— DIRECTIONS FOR THIS TASK —
Resume the article on GPS tracking collars for elephants, picking up after its final sentence.

— TEXT PROVIDED —

■ ■ ■ ■ ■ ■ ■

Elephants Fitted with GPS Tracking Collars to Thwart Ivory Tusks Poaching

20 Feb 2014

Researchers in Kenya stop ivory poachers with GPS tracking technology for their rapidly declining population of elephants.

In Nairobi, Kenya and surrounding areas, the elephant population is dwindling at a rapid pace. Much of this is due to poachers that harm the elephants for the ivory tusks of the animals, similar to poachers who slaughter rhinos for their horns, which are used for medicinal and narcotics purposes.

Locals have called it a “rapidly escalating environmental crime wave” and researchers in the area are hoping to put a stop to it with modern technology.

Two organizations – the United Nations Environmental Program and Interpol – are working together on a project to put a stop to this and other environmental crimes. These crimes not only put the environment and its living creatures at risk, but cost up to billions of dollars every year. Five hundred researchers and other experts and law enforcement agencies in Nairobi are working diligently on this problem.

The killing of elephants and rhinos in Africa has escalated in the last few years, reaching 17,000 elephants in 2011 alone and 35,000 in 2012. The threat to elephant extinction is so real that President Obama recently announced an executive order ban the commercial sale of ivory.

In The White House National Strategy for Combating Wildlife Trafficking, President Obama writes:

“Because of the actions of poachers, species like elephants and rhinoceroses face the risk of significant decline or even extinction. But it does not have to be that way.”

The demand for ivory rises as the economy struggles and the middle class in China and other areas fund these exhibitions. To date, there at least two known smuggling rings in China that have been busted for around $100 million worth of ivory from elephants poached in both Africa and China, according to the International Fund for Animal Welfare (IFAW). There have also been over 700 tusks taken from Chinese traders in Tanzania.

■ ■ ■ ■ ■ ■ ■

[Collection entries]
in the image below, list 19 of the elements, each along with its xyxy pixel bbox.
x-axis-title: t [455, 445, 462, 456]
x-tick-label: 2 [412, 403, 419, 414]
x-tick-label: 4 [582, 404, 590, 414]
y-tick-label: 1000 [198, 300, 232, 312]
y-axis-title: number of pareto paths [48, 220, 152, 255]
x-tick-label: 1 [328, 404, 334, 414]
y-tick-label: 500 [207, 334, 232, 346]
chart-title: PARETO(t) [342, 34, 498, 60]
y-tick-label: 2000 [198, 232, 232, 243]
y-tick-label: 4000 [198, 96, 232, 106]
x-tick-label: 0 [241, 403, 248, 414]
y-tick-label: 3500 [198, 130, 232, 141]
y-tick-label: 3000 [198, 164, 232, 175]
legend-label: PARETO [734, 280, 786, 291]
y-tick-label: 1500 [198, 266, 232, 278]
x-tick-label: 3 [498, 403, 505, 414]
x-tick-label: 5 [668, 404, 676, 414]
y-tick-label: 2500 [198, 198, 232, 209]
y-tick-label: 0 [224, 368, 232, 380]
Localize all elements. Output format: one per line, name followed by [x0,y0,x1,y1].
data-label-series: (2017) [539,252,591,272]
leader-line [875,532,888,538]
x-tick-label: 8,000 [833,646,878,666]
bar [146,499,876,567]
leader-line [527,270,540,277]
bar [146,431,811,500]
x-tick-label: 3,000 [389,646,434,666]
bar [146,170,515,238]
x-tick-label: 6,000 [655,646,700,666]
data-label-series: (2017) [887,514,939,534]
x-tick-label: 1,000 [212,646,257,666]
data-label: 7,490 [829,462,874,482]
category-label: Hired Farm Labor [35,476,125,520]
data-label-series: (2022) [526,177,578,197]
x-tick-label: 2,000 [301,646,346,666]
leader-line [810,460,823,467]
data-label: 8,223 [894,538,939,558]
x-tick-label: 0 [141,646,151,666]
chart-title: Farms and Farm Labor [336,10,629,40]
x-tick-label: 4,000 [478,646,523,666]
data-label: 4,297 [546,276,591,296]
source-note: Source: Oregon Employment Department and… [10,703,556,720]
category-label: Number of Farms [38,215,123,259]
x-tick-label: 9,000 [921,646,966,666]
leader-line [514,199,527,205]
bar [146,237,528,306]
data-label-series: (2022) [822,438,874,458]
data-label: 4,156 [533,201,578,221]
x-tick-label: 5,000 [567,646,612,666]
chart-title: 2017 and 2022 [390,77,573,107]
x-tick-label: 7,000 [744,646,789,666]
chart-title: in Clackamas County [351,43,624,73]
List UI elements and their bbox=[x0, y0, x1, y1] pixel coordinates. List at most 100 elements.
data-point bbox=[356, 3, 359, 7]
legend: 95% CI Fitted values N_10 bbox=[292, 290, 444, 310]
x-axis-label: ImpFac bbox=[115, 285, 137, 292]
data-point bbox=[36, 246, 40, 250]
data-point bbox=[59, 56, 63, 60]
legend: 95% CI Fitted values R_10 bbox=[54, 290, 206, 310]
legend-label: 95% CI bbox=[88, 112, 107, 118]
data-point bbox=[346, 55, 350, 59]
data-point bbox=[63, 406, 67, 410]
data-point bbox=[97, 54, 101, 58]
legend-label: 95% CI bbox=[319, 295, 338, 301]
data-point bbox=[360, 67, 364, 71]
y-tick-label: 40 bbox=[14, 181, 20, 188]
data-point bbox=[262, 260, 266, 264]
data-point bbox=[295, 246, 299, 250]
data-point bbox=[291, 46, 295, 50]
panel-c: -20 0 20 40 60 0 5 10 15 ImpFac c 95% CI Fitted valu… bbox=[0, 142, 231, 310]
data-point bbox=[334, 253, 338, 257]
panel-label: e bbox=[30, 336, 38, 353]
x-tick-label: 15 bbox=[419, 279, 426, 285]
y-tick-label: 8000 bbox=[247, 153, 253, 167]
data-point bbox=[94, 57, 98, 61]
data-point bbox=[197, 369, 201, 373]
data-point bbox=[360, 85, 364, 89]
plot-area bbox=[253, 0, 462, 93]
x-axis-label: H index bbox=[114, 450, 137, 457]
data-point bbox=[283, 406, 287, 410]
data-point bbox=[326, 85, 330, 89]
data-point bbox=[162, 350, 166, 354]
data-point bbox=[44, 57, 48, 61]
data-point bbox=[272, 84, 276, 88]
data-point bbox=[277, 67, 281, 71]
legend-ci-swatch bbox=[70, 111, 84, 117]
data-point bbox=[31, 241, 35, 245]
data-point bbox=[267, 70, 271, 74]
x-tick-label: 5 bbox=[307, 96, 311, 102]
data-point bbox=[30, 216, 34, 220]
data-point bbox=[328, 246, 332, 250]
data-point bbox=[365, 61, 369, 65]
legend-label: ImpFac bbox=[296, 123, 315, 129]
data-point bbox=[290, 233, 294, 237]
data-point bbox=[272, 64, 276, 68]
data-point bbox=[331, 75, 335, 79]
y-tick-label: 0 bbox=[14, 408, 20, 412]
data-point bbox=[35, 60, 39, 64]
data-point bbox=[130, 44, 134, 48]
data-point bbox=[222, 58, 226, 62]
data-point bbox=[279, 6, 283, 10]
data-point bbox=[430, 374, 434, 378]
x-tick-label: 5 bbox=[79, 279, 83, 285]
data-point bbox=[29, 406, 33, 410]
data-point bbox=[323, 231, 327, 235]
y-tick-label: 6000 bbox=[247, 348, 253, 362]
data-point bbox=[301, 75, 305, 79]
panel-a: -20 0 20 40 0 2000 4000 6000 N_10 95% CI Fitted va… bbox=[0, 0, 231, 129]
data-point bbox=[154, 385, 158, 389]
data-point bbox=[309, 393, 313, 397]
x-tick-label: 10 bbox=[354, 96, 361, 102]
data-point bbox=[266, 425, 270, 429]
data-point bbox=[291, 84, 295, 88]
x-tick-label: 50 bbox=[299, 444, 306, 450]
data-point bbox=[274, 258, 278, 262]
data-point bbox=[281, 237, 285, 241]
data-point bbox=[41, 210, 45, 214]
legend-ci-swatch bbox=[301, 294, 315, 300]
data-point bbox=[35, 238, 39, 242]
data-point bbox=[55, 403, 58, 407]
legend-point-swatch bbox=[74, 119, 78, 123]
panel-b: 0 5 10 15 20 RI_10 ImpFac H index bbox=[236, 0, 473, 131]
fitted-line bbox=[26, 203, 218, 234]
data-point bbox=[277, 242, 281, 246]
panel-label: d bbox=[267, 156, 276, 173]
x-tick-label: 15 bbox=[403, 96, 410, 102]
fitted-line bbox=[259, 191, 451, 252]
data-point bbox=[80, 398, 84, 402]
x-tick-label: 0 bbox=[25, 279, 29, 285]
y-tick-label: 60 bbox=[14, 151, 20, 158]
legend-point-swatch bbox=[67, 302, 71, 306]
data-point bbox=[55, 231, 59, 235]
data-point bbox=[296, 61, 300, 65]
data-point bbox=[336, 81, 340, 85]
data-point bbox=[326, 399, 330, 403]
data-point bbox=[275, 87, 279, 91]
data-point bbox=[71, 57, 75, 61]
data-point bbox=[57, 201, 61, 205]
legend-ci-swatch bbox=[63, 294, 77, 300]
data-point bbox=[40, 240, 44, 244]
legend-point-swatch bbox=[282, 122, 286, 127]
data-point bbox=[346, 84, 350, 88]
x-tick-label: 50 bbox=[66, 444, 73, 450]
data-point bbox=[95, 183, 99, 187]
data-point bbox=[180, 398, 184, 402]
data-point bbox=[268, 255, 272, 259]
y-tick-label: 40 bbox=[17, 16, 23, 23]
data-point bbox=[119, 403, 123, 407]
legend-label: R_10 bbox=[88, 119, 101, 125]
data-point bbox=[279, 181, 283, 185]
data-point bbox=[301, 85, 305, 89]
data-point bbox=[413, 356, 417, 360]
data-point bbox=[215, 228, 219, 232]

■ ■ ■ ■ ■ ■ ■

— ANSWER BOX —
According to the president of the IFAW, Azzedine Downes, “If range-state countries are willing to commit to enforcement that works across national boundaries, our supporters in non-range states are willing to step up and help fund those efforts.” This is what has led to new projects being developed that use GPS tracking technology.

The project will include 15 tracked elephants using GPS collars. These will not harm the elephants, but track their every move through Google Earth. Researchers can watch the elephant’s location and movement, including if and when they stray into areas that poachers tend to frequent. They will send in drones if this happens to try and protect the elephants that have wandered a little too far. A button labeled “Take Off” sends the drones to the area to divert elephants and spot the poachers on the horizon. The elephants don’t like the sound of the drones, thinking they are bees, so they are able to run off and escape.

In addition to the GPS tracking collars, the Nairobi government is also employing an anti-poaching team to shoot any armed poachers they find on sight and will implant tracking microchips in the horns of some rhinos so they can track any poachers that reach them.